Data excerpts:
=-=-=

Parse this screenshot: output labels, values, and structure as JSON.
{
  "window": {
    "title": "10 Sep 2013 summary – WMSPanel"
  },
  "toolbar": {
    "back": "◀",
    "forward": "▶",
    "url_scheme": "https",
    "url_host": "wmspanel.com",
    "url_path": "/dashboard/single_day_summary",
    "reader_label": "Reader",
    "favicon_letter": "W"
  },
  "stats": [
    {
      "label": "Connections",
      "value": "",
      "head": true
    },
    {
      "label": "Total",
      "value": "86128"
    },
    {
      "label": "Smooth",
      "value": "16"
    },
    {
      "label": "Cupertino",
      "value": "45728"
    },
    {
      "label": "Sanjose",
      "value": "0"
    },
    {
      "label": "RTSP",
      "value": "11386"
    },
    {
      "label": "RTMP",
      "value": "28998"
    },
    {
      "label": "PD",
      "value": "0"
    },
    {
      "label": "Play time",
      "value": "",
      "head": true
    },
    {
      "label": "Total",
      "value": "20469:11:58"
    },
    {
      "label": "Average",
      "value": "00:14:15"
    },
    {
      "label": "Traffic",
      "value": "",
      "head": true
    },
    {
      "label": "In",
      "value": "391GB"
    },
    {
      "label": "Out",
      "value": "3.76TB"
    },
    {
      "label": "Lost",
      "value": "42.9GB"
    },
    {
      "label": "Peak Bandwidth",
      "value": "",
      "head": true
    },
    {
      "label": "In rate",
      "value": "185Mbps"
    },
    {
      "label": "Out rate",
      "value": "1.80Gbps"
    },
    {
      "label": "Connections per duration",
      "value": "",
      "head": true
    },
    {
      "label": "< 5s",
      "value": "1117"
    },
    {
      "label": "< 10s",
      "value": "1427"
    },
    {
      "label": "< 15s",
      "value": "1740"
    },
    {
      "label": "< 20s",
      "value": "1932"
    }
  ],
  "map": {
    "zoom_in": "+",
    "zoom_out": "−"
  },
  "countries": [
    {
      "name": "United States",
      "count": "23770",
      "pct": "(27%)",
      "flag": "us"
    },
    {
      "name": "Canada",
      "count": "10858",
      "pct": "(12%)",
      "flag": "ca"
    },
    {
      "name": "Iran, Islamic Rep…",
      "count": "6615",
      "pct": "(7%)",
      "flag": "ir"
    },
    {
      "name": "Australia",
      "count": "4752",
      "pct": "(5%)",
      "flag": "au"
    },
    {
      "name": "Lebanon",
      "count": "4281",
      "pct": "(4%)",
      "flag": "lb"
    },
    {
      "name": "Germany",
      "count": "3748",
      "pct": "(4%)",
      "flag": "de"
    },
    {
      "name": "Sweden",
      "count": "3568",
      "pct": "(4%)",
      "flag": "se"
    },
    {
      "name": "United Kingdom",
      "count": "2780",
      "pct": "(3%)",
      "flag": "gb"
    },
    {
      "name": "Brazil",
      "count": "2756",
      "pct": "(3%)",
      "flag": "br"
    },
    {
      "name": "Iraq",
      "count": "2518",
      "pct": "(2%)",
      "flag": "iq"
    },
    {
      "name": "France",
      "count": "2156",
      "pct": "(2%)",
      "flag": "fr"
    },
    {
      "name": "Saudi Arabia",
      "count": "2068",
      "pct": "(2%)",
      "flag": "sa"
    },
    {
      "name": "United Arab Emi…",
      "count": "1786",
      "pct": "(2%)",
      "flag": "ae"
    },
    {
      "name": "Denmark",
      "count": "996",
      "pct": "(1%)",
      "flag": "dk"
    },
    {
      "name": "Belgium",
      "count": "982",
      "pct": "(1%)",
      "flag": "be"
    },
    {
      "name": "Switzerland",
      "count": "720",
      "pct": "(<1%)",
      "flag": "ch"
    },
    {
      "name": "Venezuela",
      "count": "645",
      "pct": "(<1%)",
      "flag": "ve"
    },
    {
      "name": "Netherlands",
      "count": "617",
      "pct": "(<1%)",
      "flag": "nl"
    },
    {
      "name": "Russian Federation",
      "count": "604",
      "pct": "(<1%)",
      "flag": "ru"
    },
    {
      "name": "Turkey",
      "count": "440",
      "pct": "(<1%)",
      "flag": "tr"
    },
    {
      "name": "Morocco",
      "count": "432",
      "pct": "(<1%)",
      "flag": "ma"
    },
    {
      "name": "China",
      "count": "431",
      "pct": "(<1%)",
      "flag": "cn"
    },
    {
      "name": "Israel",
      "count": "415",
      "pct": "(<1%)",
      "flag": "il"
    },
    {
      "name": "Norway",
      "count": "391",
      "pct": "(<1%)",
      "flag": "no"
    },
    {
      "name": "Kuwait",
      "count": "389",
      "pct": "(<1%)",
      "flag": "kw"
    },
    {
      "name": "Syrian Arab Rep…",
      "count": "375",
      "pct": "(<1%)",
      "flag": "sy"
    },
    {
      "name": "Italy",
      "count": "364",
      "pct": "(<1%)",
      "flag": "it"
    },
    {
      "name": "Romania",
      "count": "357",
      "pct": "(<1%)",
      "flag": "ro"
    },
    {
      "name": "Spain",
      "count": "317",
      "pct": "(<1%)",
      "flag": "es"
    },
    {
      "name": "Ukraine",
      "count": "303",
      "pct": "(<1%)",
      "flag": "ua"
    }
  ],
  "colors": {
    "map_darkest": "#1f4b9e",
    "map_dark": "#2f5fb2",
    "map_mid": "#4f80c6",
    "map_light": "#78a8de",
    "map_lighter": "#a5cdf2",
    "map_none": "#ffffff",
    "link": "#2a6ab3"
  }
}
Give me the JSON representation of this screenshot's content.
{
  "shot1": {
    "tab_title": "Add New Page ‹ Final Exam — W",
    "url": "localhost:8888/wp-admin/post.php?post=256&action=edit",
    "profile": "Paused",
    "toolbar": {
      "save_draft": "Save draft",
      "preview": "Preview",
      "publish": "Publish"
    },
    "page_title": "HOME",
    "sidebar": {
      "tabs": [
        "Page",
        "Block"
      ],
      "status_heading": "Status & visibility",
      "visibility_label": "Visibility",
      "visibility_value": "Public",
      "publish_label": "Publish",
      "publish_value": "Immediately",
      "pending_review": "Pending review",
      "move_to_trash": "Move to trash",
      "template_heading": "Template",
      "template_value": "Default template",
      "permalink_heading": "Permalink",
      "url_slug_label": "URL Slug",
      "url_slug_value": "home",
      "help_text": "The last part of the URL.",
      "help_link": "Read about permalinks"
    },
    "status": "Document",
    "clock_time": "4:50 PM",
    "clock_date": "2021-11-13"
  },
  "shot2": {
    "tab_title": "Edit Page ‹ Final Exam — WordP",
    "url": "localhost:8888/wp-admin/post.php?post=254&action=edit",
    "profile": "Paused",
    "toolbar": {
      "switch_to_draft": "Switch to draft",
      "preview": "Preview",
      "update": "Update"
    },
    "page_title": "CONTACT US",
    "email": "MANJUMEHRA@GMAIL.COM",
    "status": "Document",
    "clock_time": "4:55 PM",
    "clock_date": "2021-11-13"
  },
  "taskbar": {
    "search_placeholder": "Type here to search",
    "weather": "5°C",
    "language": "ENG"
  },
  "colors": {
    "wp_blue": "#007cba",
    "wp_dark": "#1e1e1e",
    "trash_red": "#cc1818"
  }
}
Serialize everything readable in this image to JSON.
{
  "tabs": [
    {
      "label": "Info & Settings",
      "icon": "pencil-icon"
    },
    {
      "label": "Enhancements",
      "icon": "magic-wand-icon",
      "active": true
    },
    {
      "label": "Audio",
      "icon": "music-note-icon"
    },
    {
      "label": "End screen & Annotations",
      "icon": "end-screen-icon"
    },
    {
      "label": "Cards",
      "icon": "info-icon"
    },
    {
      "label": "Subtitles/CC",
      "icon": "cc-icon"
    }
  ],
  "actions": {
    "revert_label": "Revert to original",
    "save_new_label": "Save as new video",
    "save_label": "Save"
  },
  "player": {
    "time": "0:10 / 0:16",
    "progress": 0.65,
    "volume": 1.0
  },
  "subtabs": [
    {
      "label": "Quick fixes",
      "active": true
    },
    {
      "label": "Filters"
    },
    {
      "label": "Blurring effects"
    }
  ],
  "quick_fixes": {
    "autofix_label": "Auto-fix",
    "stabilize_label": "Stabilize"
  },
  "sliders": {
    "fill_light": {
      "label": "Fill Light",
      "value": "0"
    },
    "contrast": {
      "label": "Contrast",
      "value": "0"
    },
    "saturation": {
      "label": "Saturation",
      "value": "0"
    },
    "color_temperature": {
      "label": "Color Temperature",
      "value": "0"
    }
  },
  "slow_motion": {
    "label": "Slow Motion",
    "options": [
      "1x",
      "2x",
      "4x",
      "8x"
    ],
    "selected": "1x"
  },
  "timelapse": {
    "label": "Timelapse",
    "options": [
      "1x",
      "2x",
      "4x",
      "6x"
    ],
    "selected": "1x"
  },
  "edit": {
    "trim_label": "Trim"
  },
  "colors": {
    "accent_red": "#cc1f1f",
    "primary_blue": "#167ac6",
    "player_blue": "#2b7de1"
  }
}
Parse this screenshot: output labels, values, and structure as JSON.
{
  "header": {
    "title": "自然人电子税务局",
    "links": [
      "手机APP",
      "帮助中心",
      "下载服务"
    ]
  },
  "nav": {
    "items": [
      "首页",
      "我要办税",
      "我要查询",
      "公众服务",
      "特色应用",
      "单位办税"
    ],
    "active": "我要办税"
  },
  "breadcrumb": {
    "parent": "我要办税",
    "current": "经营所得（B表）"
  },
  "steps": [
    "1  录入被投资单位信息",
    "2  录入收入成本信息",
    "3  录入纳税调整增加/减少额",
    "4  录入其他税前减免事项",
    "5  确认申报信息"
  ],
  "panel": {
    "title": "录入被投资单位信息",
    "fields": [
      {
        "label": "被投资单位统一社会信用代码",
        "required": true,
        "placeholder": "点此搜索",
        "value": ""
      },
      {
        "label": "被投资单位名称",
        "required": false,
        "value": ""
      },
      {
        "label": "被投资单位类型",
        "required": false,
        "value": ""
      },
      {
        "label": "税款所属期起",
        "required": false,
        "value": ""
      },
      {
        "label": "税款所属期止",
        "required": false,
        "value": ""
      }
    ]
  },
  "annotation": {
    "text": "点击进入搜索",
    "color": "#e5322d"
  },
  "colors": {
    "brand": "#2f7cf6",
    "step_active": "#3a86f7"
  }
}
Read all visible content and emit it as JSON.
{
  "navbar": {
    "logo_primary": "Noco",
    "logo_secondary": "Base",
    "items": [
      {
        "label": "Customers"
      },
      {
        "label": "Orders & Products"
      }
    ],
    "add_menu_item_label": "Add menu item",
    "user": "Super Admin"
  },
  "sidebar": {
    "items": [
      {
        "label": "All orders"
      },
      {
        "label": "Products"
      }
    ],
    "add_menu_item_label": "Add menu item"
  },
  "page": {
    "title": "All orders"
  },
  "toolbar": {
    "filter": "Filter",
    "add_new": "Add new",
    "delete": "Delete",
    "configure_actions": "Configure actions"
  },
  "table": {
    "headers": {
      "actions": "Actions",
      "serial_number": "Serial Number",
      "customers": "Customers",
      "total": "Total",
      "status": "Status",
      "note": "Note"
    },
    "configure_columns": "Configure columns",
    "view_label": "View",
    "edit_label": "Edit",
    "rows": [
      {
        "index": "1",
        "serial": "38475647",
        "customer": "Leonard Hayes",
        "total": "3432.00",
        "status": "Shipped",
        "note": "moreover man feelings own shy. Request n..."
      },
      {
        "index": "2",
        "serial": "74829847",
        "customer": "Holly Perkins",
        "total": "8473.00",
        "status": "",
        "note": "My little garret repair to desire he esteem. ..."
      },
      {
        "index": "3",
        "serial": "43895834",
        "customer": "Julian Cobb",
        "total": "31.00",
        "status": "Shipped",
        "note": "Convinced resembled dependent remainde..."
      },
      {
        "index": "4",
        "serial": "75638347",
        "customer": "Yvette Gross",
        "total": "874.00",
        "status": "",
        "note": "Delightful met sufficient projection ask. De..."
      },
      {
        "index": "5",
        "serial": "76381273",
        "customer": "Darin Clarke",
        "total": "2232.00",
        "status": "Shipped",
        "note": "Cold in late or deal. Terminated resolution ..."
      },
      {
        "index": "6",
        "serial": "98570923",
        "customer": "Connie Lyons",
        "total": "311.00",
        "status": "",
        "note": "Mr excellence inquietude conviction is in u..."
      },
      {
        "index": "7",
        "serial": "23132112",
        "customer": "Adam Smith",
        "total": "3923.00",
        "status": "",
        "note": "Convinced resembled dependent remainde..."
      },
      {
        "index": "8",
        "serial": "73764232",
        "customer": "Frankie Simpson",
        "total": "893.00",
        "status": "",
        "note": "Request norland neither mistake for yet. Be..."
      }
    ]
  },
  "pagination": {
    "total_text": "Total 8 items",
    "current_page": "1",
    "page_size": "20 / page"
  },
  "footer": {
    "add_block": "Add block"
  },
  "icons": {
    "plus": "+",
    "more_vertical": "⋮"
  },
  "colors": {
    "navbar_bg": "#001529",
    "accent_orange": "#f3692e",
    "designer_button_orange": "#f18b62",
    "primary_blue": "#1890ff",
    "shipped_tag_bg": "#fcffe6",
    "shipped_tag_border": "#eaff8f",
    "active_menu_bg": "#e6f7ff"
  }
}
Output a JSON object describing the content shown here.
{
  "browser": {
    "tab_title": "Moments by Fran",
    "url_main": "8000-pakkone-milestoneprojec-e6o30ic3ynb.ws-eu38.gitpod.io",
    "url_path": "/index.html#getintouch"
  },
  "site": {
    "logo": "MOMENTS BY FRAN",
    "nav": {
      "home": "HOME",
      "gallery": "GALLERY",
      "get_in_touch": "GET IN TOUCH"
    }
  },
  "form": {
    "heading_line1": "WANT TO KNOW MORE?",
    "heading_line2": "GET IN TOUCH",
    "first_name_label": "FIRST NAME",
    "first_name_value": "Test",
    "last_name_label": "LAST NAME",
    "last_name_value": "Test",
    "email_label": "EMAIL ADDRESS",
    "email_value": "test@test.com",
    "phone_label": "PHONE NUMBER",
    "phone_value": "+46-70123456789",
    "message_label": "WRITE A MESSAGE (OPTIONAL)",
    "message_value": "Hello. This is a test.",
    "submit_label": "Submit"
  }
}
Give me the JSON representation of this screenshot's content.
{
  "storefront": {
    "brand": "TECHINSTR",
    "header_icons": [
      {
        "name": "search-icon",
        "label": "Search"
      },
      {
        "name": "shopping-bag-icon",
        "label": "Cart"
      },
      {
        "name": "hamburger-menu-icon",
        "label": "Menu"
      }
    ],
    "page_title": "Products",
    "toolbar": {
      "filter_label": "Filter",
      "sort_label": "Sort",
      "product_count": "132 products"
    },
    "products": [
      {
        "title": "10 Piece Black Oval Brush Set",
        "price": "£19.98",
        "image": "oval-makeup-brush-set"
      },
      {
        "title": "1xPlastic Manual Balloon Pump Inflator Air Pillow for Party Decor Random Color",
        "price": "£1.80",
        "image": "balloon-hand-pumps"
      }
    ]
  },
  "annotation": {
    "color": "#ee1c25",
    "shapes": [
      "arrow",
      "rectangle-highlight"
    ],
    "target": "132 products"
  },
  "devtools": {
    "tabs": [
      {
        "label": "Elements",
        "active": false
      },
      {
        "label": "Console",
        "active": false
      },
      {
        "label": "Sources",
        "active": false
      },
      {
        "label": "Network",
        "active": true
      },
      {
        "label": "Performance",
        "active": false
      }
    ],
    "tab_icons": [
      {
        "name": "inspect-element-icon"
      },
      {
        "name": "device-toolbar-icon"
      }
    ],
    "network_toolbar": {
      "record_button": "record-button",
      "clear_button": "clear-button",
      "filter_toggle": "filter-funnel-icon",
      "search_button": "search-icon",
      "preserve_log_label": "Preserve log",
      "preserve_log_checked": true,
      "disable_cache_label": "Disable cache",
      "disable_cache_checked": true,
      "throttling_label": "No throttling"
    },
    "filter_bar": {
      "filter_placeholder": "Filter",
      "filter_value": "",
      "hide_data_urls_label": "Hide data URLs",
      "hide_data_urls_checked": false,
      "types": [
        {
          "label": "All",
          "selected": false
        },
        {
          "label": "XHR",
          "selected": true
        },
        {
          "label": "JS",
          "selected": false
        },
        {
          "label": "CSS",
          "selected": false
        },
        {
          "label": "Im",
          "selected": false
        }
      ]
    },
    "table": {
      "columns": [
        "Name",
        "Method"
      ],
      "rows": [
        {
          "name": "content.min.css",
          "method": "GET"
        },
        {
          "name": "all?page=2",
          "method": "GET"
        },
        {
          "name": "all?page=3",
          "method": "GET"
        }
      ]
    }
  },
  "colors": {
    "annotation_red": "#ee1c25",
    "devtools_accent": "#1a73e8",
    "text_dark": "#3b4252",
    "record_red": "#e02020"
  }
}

=-=-=

Set problem: Look through the records and gather each line with the word "draft".

Written response:
      "save_draft": "Save draft",
      "switch_to_draft": "Switch to draft",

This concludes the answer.